(Extracted data entries)

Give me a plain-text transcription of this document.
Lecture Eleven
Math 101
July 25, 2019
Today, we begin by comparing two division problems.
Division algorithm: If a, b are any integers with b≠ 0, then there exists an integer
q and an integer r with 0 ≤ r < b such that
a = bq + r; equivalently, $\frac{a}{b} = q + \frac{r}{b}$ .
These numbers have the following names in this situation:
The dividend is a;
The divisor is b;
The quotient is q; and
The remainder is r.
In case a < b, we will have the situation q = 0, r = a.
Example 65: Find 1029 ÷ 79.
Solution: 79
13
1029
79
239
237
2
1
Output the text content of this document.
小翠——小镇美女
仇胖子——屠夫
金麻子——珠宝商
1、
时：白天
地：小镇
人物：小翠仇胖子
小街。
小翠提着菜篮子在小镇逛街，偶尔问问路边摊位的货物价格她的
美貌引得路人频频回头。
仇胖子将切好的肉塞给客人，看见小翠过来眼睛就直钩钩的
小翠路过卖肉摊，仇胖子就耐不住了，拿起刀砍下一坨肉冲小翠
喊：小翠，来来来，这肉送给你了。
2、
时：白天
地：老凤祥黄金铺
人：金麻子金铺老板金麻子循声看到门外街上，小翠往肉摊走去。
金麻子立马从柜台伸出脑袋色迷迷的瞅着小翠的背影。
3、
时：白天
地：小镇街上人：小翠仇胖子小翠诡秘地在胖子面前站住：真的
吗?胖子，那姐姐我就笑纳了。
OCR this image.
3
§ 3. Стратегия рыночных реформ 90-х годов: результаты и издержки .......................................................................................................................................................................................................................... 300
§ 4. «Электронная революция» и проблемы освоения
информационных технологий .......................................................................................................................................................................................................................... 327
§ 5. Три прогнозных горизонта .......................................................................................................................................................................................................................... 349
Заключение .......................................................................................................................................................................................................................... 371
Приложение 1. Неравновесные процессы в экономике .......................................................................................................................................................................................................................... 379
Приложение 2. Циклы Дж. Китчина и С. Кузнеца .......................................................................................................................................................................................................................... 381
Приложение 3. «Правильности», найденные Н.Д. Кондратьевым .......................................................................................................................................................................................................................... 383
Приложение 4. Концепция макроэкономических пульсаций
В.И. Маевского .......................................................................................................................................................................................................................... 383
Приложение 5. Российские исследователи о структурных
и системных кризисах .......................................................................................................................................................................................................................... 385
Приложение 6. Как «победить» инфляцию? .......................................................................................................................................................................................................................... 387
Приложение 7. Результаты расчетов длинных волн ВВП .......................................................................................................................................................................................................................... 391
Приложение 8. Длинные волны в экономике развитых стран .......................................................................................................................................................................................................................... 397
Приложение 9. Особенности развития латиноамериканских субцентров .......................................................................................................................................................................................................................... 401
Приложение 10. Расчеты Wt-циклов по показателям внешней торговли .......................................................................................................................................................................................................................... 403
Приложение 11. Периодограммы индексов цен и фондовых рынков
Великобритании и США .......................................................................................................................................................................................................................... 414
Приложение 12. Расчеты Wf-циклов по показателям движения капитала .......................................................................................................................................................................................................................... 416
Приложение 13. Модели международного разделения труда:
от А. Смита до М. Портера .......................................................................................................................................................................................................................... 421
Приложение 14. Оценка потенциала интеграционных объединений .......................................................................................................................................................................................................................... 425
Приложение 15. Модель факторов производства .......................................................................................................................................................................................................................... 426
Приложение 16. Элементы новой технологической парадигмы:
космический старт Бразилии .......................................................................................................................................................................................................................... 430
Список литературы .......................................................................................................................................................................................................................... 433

▶ WHAT TO DO
Using the records above, select and copy every line that has the word "situation".

▶ TASK SOLUTION
These numbers have the following names in this situation:
In case a < b, we will have the situation q = 0, r = a.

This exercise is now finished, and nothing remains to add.